=== What you are asked to do ===
Count every line of the material that holds the string "from". Respond with the total only.

=== Given data ===
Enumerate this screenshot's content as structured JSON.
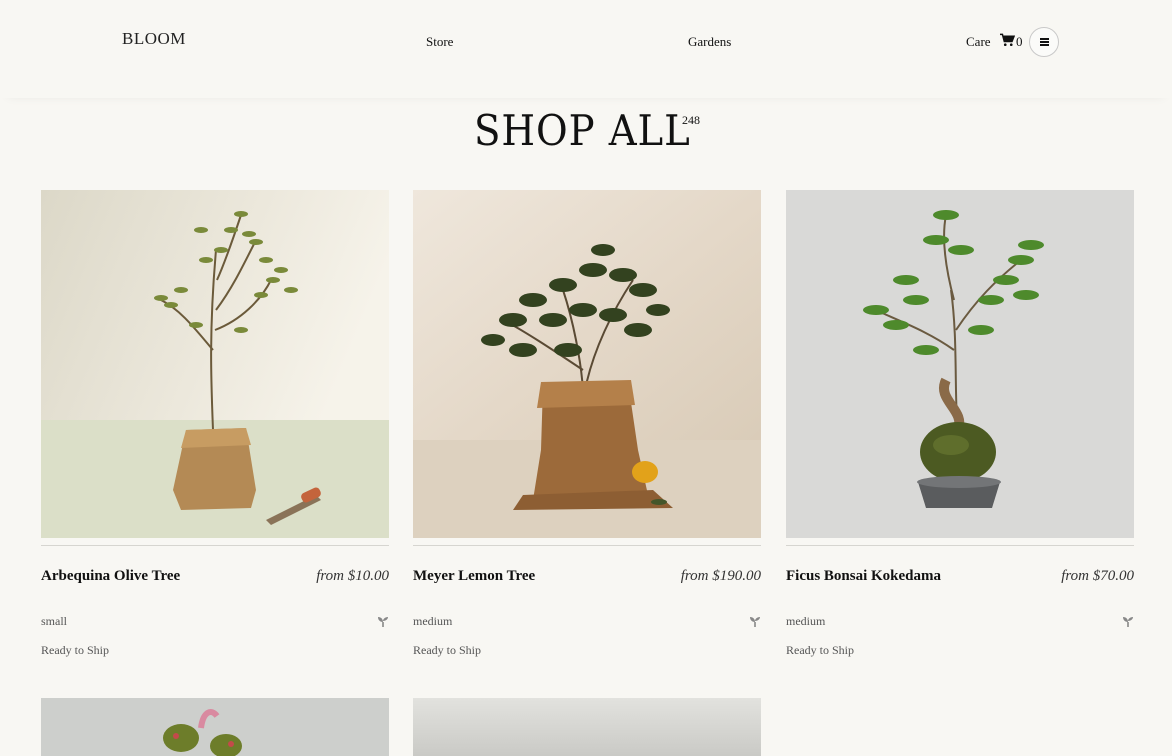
{
  "header": {
    "logo": "BLOOM",
    "nav": {
      "store": "Store",
      "gardens": "Gardens",
      "care": "Care"
    },
    "cart_count": "0"
  },
  "page": {
    "title": "SHOP ALL",
    "count": "248"
  },
  "products": [
    {
      "name": "Arbequina Olive Tree",
      "price": "from $10.00",
      "size": "small",
      "shipping": "Ready to Ship",
      "image": "olive-tree-burlap"
    },
    {
      "name": "Meyer Lemon Tree",
      "price": "from $190.00",
      "size": "medium",
      "shipping": "Ready to Ship",
      "image": "lemon-tree-burlap"
    },
    {
      "name": "Ficus Bonsai Kokedama",
      "price": "from $70.00",
      "size": "medium",
      "shipping": "Ready to Ship",
      "image": "ficus-kokedama"
    }
  ],
  "colors": {
    "background": "#f8f7f3",
    "text": "#111111",
    "muted": "#555555",
    "divider": "#d6d5d0"
  }
}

=== Response for this exercise ===
3